#### PROBLEM TO WORK ON:
State the number of lines, and only that number, in which the word "GROUP" appears.

- - - - -

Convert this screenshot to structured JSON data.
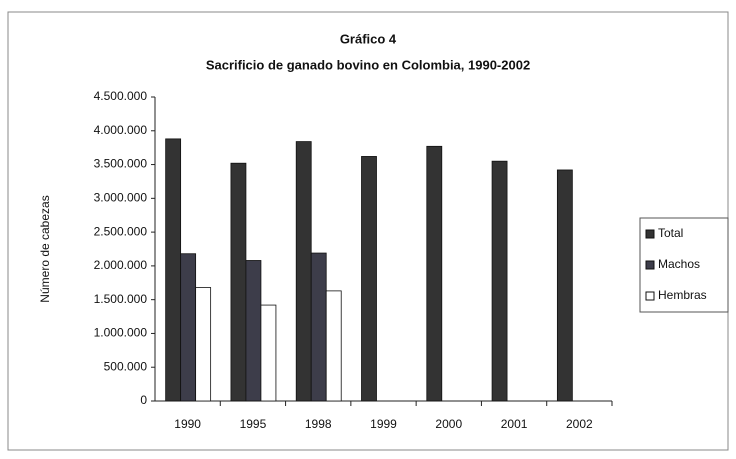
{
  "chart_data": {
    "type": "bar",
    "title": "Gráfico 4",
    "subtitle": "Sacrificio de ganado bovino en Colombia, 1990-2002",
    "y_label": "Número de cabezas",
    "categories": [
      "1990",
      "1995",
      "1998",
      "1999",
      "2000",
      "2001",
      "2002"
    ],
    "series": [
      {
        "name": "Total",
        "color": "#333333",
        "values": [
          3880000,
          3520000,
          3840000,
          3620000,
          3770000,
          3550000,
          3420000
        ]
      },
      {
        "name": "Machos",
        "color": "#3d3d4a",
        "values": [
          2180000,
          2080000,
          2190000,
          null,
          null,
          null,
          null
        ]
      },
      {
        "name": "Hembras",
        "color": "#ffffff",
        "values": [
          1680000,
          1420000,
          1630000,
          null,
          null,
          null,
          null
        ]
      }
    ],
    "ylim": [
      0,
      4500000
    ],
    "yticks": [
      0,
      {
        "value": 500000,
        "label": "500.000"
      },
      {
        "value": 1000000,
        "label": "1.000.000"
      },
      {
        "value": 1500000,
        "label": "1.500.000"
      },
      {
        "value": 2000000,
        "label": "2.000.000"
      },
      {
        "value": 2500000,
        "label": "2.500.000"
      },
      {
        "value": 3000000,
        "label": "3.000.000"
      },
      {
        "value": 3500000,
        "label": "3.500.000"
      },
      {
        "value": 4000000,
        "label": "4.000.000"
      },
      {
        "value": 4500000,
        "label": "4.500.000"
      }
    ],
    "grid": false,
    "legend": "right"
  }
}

- - - - -

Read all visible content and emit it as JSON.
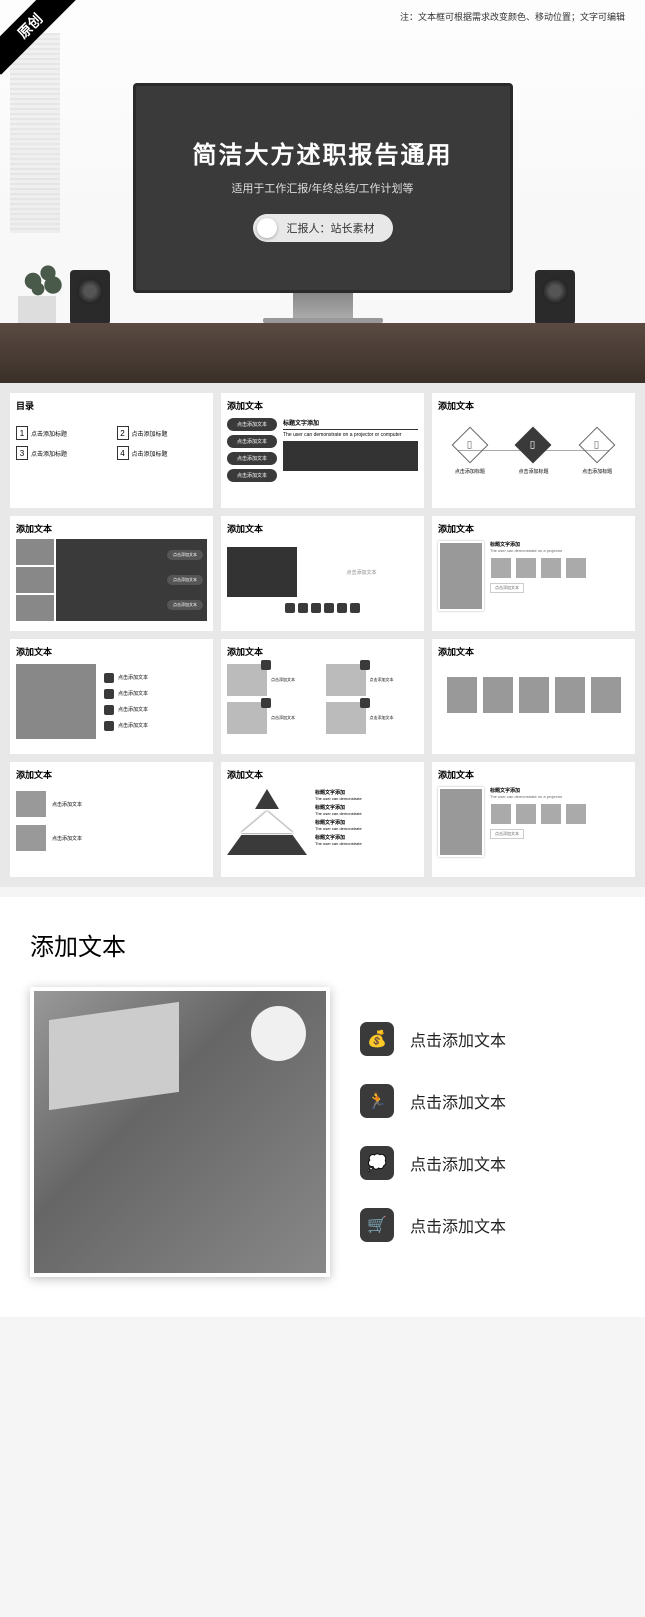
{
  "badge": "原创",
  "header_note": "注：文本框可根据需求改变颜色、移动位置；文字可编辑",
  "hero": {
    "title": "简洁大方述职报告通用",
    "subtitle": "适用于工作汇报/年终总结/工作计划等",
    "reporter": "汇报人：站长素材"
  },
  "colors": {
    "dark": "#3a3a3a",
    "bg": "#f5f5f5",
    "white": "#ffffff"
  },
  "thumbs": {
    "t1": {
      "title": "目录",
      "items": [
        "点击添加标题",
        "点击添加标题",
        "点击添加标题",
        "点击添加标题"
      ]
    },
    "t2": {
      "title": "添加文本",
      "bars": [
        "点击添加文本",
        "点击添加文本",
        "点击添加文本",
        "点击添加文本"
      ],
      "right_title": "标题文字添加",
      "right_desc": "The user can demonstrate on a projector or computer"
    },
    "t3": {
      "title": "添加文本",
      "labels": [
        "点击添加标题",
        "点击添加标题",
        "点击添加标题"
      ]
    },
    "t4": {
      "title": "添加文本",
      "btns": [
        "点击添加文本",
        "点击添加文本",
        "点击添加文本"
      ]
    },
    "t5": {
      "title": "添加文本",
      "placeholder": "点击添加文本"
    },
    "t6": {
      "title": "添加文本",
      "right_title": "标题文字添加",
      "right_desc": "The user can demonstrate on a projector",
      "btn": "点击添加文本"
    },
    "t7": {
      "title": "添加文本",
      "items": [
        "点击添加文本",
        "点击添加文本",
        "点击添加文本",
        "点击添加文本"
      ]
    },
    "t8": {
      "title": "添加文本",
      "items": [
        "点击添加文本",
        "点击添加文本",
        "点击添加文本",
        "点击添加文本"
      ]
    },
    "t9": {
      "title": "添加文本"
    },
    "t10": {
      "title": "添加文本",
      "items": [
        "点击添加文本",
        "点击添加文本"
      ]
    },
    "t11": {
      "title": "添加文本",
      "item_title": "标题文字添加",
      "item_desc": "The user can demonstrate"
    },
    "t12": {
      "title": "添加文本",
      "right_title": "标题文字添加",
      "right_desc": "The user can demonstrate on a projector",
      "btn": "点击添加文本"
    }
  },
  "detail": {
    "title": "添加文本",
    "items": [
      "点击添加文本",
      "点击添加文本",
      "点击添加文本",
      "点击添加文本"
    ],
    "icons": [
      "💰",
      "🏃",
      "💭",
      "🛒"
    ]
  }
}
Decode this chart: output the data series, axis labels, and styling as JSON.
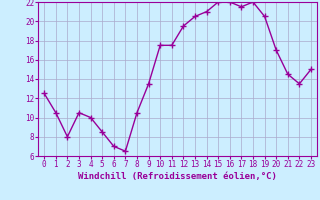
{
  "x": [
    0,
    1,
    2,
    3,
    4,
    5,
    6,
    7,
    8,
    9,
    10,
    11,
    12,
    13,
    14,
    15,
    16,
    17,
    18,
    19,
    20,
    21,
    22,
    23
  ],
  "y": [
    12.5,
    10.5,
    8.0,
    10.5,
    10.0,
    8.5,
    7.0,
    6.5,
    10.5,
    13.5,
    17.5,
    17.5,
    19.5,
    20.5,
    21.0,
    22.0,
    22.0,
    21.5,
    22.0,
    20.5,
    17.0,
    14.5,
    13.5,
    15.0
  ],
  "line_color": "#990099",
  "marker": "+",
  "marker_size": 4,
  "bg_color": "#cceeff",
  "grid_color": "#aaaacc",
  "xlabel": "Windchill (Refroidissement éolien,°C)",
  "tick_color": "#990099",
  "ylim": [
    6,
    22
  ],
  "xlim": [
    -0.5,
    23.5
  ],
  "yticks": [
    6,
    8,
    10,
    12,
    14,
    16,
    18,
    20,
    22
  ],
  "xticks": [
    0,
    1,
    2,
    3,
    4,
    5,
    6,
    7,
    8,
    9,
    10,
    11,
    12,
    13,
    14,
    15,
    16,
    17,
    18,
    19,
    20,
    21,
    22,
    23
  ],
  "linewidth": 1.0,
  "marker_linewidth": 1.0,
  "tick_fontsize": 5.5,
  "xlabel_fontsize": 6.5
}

- - - - -

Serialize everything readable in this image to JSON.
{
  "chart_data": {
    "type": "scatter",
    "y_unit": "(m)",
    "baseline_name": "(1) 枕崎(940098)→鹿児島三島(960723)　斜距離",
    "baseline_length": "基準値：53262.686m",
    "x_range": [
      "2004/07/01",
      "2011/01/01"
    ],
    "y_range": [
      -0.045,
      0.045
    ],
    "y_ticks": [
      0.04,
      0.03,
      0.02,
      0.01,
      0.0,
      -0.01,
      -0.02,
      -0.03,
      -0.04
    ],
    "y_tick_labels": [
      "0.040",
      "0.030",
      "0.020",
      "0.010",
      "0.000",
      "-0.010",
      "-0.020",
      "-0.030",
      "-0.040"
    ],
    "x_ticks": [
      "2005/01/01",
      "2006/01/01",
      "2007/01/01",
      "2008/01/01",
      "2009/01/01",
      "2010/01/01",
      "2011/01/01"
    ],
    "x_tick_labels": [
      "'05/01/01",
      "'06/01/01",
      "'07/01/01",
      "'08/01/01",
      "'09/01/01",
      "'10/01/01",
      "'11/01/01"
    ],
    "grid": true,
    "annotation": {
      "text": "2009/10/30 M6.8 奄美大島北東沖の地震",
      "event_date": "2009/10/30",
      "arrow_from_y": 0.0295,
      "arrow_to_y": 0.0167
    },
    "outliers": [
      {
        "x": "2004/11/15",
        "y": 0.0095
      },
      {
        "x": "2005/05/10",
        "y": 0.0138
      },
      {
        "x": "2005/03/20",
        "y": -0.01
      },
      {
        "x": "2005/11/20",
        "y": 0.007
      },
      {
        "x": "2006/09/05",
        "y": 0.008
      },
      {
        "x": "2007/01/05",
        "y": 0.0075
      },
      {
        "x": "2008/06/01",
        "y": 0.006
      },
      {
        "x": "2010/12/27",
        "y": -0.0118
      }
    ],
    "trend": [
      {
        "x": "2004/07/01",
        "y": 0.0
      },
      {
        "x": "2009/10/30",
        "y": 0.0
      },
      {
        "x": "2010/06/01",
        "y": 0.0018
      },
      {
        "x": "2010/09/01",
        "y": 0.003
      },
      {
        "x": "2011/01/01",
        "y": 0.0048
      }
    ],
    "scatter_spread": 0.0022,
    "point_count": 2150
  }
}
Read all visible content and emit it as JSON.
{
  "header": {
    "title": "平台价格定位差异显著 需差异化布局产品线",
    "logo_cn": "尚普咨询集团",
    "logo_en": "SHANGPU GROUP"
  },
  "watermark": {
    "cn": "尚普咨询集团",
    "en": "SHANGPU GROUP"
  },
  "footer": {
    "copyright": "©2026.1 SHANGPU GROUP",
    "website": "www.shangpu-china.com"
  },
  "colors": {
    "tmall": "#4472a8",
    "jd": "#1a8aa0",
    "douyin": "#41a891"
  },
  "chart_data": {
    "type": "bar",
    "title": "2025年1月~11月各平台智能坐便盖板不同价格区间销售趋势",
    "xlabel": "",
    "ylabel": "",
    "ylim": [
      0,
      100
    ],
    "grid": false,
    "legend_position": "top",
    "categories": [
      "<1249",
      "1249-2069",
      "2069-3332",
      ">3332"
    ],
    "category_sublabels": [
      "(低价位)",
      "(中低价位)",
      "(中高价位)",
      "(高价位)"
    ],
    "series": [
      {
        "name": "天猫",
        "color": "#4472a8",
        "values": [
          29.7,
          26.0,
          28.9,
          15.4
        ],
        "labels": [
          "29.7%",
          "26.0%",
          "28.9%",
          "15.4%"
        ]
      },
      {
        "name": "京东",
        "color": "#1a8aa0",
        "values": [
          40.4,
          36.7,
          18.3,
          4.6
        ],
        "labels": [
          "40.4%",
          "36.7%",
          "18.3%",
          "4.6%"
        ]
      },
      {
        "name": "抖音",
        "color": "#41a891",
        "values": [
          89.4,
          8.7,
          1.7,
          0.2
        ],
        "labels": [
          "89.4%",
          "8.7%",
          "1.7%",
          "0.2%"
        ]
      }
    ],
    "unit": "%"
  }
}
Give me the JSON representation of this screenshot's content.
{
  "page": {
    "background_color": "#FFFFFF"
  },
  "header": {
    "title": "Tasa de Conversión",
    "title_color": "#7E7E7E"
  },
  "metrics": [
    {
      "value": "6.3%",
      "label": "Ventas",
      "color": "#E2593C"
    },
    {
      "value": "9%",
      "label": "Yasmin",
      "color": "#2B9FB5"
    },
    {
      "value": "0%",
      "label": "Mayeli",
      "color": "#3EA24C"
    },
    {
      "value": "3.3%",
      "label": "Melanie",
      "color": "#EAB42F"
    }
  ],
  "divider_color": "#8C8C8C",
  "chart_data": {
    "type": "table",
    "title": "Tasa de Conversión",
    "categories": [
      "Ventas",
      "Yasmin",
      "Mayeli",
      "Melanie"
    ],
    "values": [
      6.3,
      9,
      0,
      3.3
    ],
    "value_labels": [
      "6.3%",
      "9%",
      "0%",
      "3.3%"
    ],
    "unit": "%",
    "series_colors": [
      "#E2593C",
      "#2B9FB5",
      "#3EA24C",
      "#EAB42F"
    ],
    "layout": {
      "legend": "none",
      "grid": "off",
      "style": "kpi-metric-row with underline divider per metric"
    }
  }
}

- - - - -

#### RESPONSE:
3